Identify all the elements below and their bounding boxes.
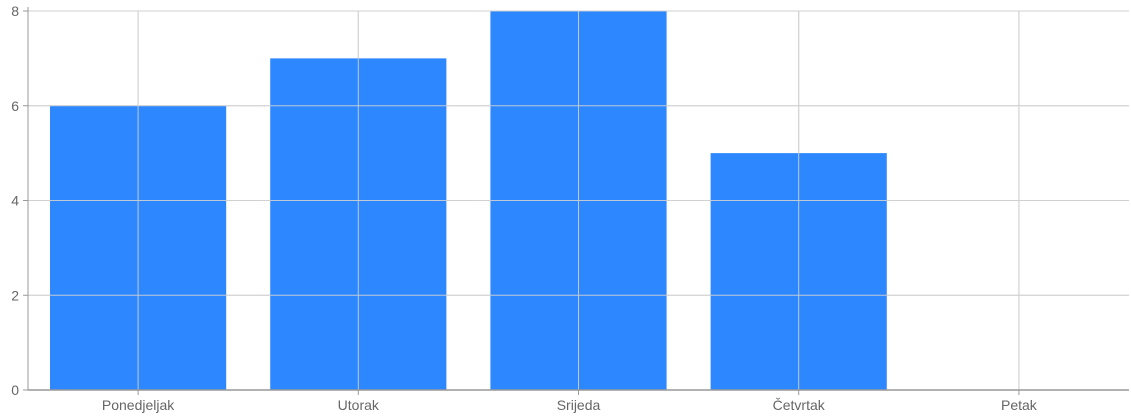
x-tick-label-utorak: Utorak: [338, 397, 380, 413]
bar-layer: [28, 10, 1129, 390]
y-tick-label: 8: [11, 3, 19, 19]
x-tick-label-četvrtak: Četvrtak: [773, 397, 826, 413]
y-tick-label: 2: [11, 287, 19, 303]
x-tick-label-ponedjeljak: Ponedjeljak: [102, 397, 175, 413]
y-tick-label: 0: [11, 382, 19, 398]
label-layer: 0 2 4 6 8 Ponedjeljak Utorak Srijeda Četvrtak Pet…: [11, 3, 1038, 413]
x-tick-label-petak: Petak: [1001, 397, 1038, 413]
axis-layer: [23, 7, 1129, 395]
y-tick-label: 6: [11, 98, 19, 114]
y-tick-label: 4: [11, 193, 19, 209]
x-tick-label-srijeda: Srijeda: [557, 397, 601, 413]
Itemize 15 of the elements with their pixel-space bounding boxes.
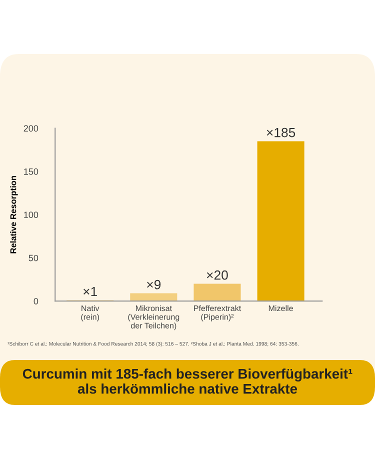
text: Curcumin mit 185-fach besserer Bioverfügbarkeit¹ als herkömmliche native Extrakte: [22, 368, 352, 394]
data-label: ×185: [266, 128, 296, 138]
x-tick-label: Nativ (rein): [81, 305, 100, 322]
y-tick-label: 0: [34, 298, 38, 304]
data-label: ×20: [206, 270, 228, 280]
y-tick-label: 50: [28, 254, 38, 262]
x-tick-label: Pfefferextrakt (Piperin)²: [194, 305, 242, 322]
y-axis-title: Relative Resorption: [10, 176, 18, 254]
y-tick-label: 100: [24, 212, 38, 218]
y-tick-label: 150: [24, 168, 38, 175]
data-label: ×9: [147, 280, 161, 290]
x-tick-label: Mikronisat (Verkleinerung der Teilchen): [128, 305, 180, 330]
x-tick-label: Mizelle: [268, 305, 293, 312]
y-tick-label: 200: [24, 125, 38, 132]
data-label: ×1: [83, 286, 97, 296]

════════════════════

Copy out the whole listing above word for word, leaving out the pictures.

## THE OUTPUT
Identify all the elements below and their bounding boxes.
x-tick-label-utorak: Utorak: [338, 397, 380, 413]
bar-layer: [28, 10, 1129, 390]
y-tick-label: 8: [11, 3, 19, 19]
x-tick-label-četvrtak: Četvrtak: [773, 397, 826, 413]
y-tick-label: 2: [11, 287, 19, 303]
x-tick-label-ponedjeljak: Ponedjeljak: [102, 397, 175, 413]
y-tick-label: 0: [11, 382, 19, 398]
label-layer: 0 2 4 6 8 Ponedjeljak Utorak Srijeda Četvrtak Pet…: [11, 3, 1038, 413]
x-tick-label-petak: Petak: [1001, 397, 1038, 413]
axis-layer: [23, 7, 1129, 395]
y-tick-label: 6: [11, 98, 19, 114]
y-tick-label: 4: [11, 193, 19, 209]
x-tick-label-srijeda: Srijeda: [557, 397, 601, 413]
Itemize 15 of the elements with their pixel-space bounding boxes.
text: Curcumin mit 185-fach besserer Bioverfügbarkeit¹ als herkömmliche native Extrakte: [22, 368, 352, 394]
data-label: ×185: [266, 128, 296, 138]
x-tick-label: Nativ (rein): [81, 305, 100, 322]
y-tick-label: 0: [34, 298, 38, 304]
data-label: ×20: [206, 270, 228, 280]
y-tick-label: 50: [28, 254, 38, 262]
x-tick-label: Pfefferextrakt (Piperin)²: [194, 305, 242, 322]
y-axis-title: Relative Resorption: [10, 176, 18, 254]
y-tick-label: 100: [24, 212, 38, 218]
y-tick-label: 150: [24, 168, 38, 175]
data-label: ×9: [147, 280, 161, 290]
x-tick-label: Mikronisat (Verkleinerung der Teilchen): [128, 305, 180, 330]
x-tick-label: Mizelle: [268, 305, 293, 312]
y-tick-label: 200: [24, 125, 38, 132]
data-label: ×1: [83, 286, 97, 296]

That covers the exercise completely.